◆ DATA
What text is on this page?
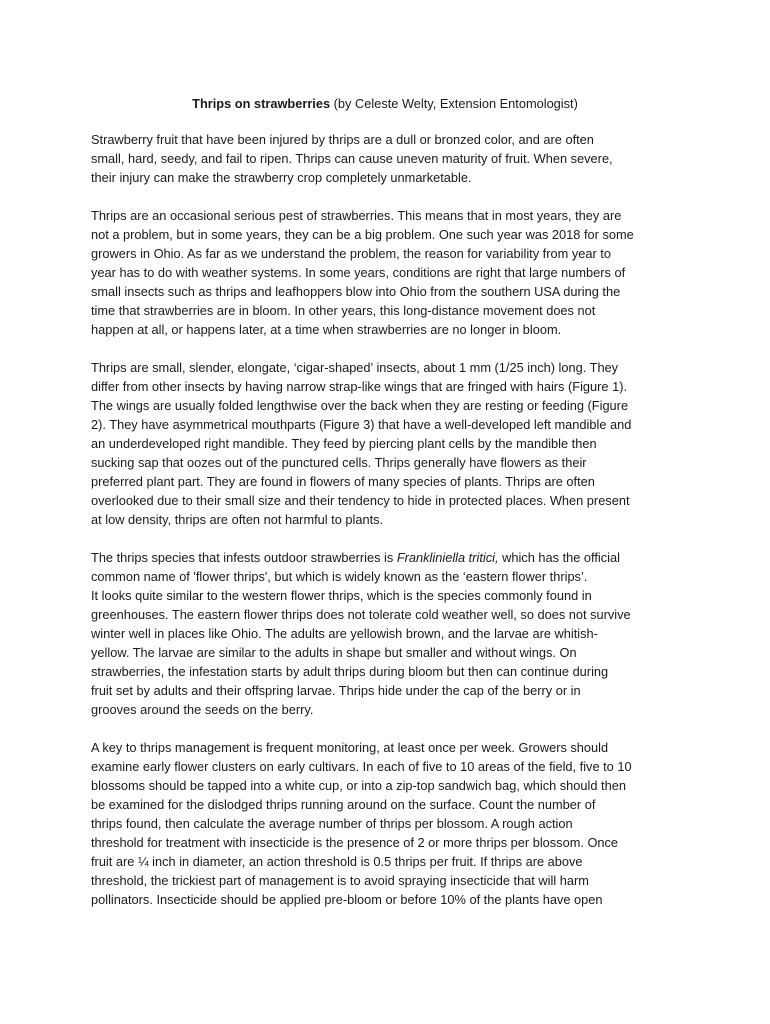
Thrips on strawberries (by Celeste Welty, Extension Entomologist)
Strawberry fruit that have been injured by thrips are a dull or bronzed color, and are often
small, hard, seedy, and fail to ripen. Thrips can cause uneven maturity of fruit. When severe,
their injury can make the strawberry crop completely unmarketable.
Thrips are an occasional serious pest of strawberries. This means that in most years, they are
not a problem, but in some years, they can be a big problem. One such year was 2018 for some
growers in Ohio. As far as we understand the problem, the reason for variability from year to
year has to do with weather systems. In some years, conditions are right that large numbers of
small insects such as thrips and leafhoppers blow into Ohio from the southern USA during the
time that strawberries are in bloom. In other years, this long-distance movement does not
happen at all, or happens later, at a time when strawberries are no longer in bloom.
Thrips are small, slender, elongate, ‘cigar-shaped’ insects, about 1 mm (1/25 inch) long. They
differ from other insects by having narrow strap-like wings that are fringed with hairs (Figure 1).
The wings are usually folded lengthwise over the back when they are resting or feeding (Figure
2). They have asymmetrical mouthparts (Figure 3) that have a well-developed left mandible and
an underdeveloped right mandible. They feed by piercing plant cells by the mandible then
sucking sap that oozes out of the punctured cells. Thrips generally have flowers as their
preferred plant part. They are found in flowers of many species of plants. Thrips are often
overlooked due to their small size and their tendency to hide in protected places. When present
at low density, thrips are often not harmful to plants.
The thrips species that infests outdoor strawberries is Frankliniella tritici, which has the official
common name of 'flower thrips', but which is widely known as the ‘eastern flower thrips’.
It looks quite similar to the western flower thrips, which is the species commonly found in
greenhouses. The eastern flower thrips does not tolerate cold weather well, so does not survive
winter well in places like Ohio. The adults are yellowish brown, and the larvae are whitish-
yellow. The larvae are similar to the adults in shape but smaller and without wings. On
strawberries, the infestation starts by adult thrips during bloom but then can continue during
fruit set by adults and their offspring larvae. Thrips hide under the cap of the berry or in
grooves around the seeds on the berry.
A key to thrips management is frequent monitoring, at least once per week. Growers should
examine early flower clusters on early cultivars. In each of five to 10 areas of the field, five to 10
blossoms should be tapped into a white cup, or into a zip-top sandwich bag, which should then
be examined for the dislodged thrips running around on the surface. Count the number of
thrips found, then calculate the average number of thrips per blossom. A rough action
threshold for treatment with insecticide is the presence of 2 or more thrips per blossom. Once
fruit are ¼ inch in diameter, an action threshold is 0.5 thrips per fruit. If thrips are above
threshold, the trickiest part of management is to avoid spraying insecticide that will harm
pollinators. Insecticide should be applied pre-bloom or before 10% of the plants have open
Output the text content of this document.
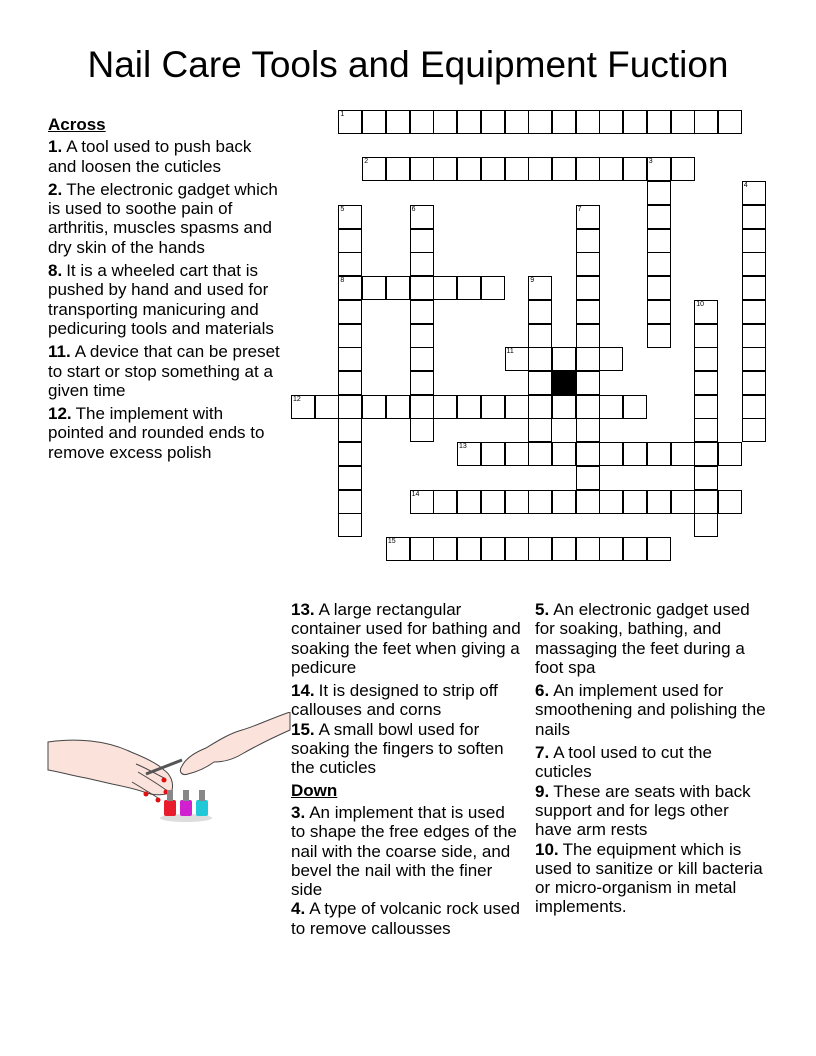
Nail Care Tools and Equipment Fuction
Across
1. A tool used to push back and loosen the cuticles
2. The electronic gadget which is used to soothe pain of arthritis, muscles spasms and dry skin of the hands
8. It is a wheeled cart that is pushed by hand and used for transporting manicuring and pedicuring tools and materials
11. A device that can be preset to start or stop something at a given time
12. The implement with pointed and rounded ends to remove excess polish
13. A large rectangular container used for bathing and soaking the feet when giving a pedicure
14. It is designed to strip off callouses and corns
15. A small bowl used for soaking the fingers to soften the cuticles
Down
3. An implement that is used to shape the free edges of the nail with the coarse side, and bevel the nail with the finer side
4. A type of volcanic rock used to remove callousses
5. An electronic gadget used for soaking, bathing, and massaging the feet during a foot spa
6. An implement used for smoothening and polishing the nails
7. A tool used to cut the cuticles
9. These are seats with back support and for legs other have arm rests
10. The equipment which is used to sanitize or kill bacteria or micro-organism in metal implements.
1
2	3
4
5
8
6	7
9
10
11
12
13
14
15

◆ TASK STATEMENT
Wherever a line in the listing contains the word "mandible", copy that line out.

◆ RESPONSE
2). They have asymmetrical mouthparts (Figure 3) that have a well-developed left mandible and
an underdeveloped right mandible. They feed by piercing plant cells by the mandible then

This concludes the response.